Copy each record exactly as it reads, leaving out any pictures it holds.

▶

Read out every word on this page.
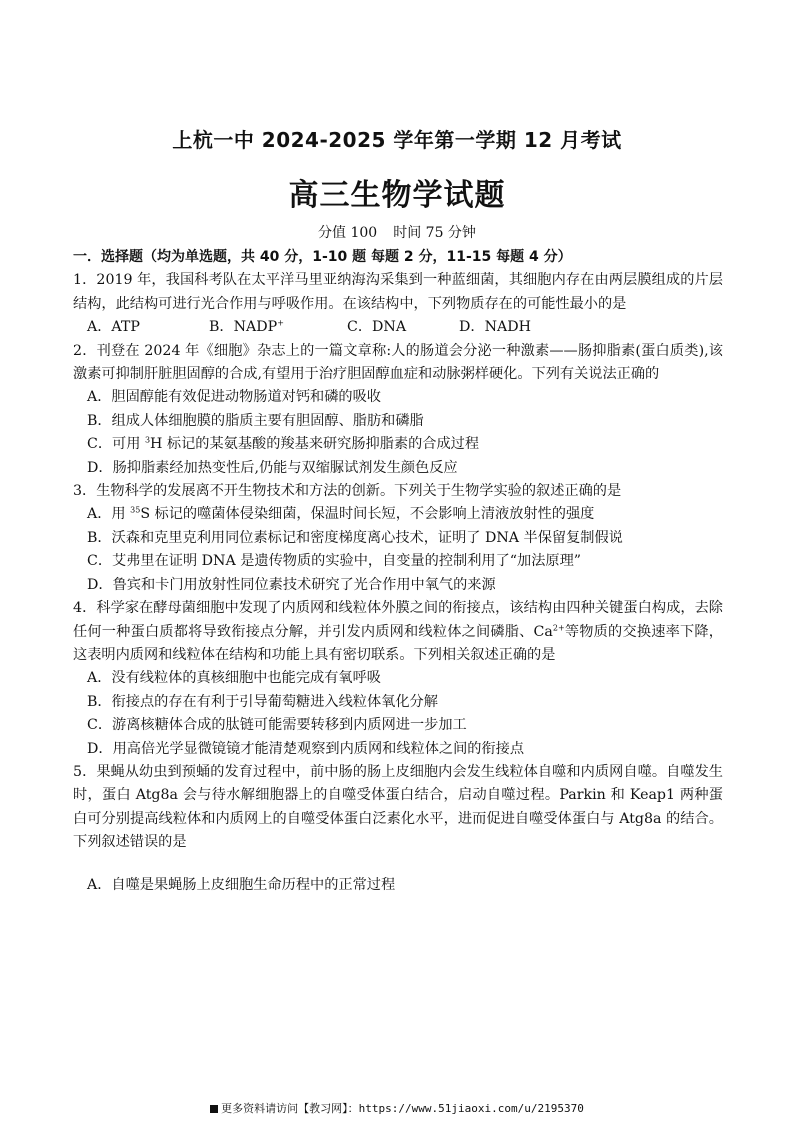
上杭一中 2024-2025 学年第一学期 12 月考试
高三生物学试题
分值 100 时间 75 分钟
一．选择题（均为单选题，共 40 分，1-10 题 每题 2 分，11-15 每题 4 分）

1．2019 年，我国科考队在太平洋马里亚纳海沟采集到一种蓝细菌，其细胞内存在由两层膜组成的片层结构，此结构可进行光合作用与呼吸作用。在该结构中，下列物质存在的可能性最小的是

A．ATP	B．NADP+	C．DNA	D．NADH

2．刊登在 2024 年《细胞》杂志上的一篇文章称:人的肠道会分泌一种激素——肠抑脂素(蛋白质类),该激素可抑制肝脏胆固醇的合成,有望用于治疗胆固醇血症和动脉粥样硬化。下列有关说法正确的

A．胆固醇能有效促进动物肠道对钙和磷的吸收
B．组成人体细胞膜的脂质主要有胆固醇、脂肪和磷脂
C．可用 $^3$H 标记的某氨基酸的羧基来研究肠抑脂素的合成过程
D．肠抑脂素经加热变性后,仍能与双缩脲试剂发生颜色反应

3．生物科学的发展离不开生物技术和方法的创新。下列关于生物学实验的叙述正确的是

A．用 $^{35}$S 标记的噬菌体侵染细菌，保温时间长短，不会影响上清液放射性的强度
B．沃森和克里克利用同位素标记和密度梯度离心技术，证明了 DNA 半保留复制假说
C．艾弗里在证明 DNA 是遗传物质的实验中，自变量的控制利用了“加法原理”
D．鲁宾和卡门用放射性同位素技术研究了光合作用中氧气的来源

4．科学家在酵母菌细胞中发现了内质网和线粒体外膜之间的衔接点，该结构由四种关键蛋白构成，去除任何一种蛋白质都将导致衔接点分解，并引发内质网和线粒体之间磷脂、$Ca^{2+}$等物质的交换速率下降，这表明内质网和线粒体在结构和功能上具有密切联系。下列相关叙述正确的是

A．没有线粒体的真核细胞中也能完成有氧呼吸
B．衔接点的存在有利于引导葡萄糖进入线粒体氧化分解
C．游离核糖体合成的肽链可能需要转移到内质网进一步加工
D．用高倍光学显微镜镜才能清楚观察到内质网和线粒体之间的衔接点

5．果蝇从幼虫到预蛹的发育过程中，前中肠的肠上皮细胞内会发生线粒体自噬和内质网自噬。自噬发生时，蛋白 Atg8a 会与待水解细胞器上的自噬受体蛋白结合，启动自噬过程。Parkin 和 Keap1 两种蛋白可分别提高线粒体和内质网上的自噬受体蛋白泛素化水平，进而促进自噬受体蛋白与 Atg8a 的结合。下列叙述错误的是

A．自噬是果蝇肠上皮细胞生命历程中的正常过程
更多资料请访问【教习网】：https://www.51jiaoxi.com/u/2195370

◀

* **Right answer**:
Read out every word on this page.
上杭一中 2024-2025 学年第一学期 12 月考试
高三生物学试题
分值 100 时间 75 分钟
一．选择题（均为单选题，共 40 分，1-10 题 每题 2 分，11-15 每题 4 分）

1．2019 年，我国科考队在太平洋马里亚纳海沟采集到一种蓝细菌，其细胞内存在由两层膜组成的片层结构，此结构可进行光合作用与呼吸作用。在该结构中，下列物质存在的可能性最小的是

A．ATP	B．NADP+	C．DNA	D．NADH

2．刊登在 2024 年《细胞》杂志上的一篇文章称:人的肠道会分泌一种激素——肠抑脂素(蛋白质类),该激素可抑制肝脏胆固醇的合成,有望用于治疗胆固醇血症和动脉粥样硬化。下列有关说法正确的

A．胆固醇能有效促进动物肠道对钙和磷的吸收
B．组成人体细胞膜的脂质主要有胆固醇、脂肪和磷脂
C．可用 $^3$H 标记的某氨基酸的羧基来研究肠抑脂素的合成过程
D．肠抑脂素经加热变性后,仍能与双缩脲试剂发生颜色反应

3．生物科学的发展离不开生物技术和方法的创新。下列关于生物学实验的叙述正确的是

A．用 $^{35}$S 标记的噬菌体侵染细菌，保温时间长短，不会影响上清液放射性的强度
B．沃森和克里克利用同位素标记和密度梯度离心技术，证明了 DNA 半保留复制假说
C．艾弗里在证明 DNA 是遗传物质的实验中，自变量的控制利用了“加法原理”
D．鲁宾和卡门用放射性同位素技术研究了光合作用中氧气的来源

4．科学家在酵母菌细胞中发现了内质网和线粒体外膜之间的衔接点，该结构由四种关键蛋白构成，去除任何一种蛋白质都将导致衔接点分解，并引发内质网和线粒体之间磷脂、$Ca^{2+}$等物质的交换速率下降，这表明内质网和线粒体在结构和功能上具有密切联系。下列相关叙述正确的是

A．没有线粒体的真核细胞中也能完成有氧呼吸
B．衔接点的存在有利于引导葡萄糖进入线粒体氧化分解
C．游离核糖体合成的肽链可能需要转移到内质网进一步加工
D．用高倍光学显微镜镜才能清楚观察到内质网和线粒体之间的衔接点

5．果蝇从幼虫到预蛹的发育过程中，前中肠的肠上皮细胞内会发生线粒体自噬和内质网自噬。自噬发生时，蛋白 Atg8a 会与待水解细胞器上的自噬受体蛋白结合，启动自噬过程。Parkin 和 Keap1 两种蛋白可分别提高线粒体和内质网上的自噬受体蛋白泛素化水平，进而促进自噬受体蛋白与 Atg8a 的结合。下列叙述错误的是

A．自噬是果蝇肠上皮细胞生命历程中的正常过程
更多资料请访问【教习网】：https://www.51jiaoxi.com/u/2195370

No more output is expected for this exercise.